■ Exercise prompt ■
Count, in the entries, the lines with "Изменить". Answer with the number only.
>> BEGIN
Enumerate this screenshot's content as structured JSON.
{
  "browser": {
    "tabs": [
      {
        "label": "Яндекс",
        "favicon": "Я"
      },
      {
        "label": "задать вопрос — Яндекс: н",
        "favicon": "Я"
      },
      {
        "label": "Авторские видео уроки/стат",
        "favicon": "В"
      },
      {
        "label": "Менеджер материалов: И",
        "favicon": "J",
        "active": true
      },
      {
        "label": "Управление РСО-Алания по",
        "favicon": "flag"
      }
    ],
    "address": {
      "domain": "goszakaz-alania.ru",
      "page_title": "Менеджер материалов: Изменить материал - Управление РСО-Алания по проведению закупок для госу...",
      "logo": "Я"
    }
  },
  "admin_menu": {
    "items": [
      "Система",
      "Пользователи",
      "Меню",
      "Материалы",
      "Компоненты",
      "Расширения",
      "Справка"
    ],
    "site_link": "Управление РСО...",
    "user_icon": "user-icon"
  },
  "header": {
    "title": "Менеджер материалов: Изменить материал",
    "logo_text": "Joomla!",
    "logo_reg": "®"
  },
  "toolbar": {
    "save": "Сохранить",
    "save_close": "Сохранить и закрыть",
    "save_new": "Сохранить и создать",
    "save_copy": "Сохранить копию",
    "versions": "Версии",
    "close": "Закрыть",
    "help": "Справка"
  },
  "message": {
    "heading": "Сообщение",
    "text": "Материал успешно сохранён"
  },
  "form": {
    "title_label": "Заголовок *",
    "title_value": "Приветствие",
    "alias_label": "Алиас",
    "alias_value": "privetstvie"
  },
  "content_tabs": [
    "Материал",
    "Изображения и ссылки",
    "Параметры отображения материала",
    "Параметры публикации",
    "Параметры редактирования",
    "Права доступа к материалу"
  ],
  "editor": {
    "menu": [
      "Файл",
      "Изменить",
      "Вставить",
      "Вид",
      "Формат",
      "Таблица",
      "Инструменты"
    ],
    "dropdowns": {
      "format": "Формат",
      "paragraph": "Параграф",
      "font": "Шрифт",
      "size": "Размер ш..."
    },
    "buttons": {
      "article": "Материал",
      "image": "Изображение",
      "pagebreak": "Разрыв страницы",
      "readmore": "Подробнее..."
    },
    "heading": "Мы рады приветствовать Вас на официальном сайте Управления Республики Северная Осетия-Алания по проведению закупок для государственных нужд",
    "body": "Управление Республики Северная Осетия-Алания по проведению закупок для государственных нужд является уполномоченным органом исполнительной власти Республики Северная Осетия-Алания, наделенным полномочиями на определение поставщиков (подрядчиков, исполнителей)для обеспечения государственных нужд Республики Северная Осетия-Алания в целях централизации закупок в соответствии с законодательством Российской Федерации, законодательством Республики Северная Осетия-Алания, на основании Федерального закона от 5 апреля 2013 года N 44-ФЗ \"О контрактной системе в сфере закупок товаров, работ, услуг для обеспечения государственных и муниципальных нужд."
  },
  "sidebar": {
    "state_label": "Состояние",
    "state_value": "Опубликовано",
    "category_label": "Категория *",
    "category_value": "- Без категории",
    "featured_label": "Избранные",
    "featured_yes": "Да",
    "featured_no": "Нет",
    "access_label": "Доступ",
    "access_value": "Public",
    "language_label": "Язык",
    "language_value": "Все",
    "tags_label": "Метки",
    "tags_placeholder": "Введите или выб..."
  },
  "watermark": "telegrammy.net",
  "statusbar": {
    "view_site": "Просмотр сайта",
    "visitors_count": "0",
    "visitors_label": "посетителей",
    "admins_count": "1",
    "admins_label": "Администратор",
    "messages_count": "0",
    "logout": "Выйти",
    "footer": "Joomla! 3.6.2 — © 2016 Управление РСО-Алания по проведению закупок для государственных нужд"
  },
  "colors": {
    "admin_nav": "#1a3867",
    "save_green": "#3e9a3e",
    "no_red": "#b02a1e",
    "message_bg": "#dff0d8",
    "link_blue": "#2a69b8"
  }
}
>> END
■ Solution to the exercise ■
3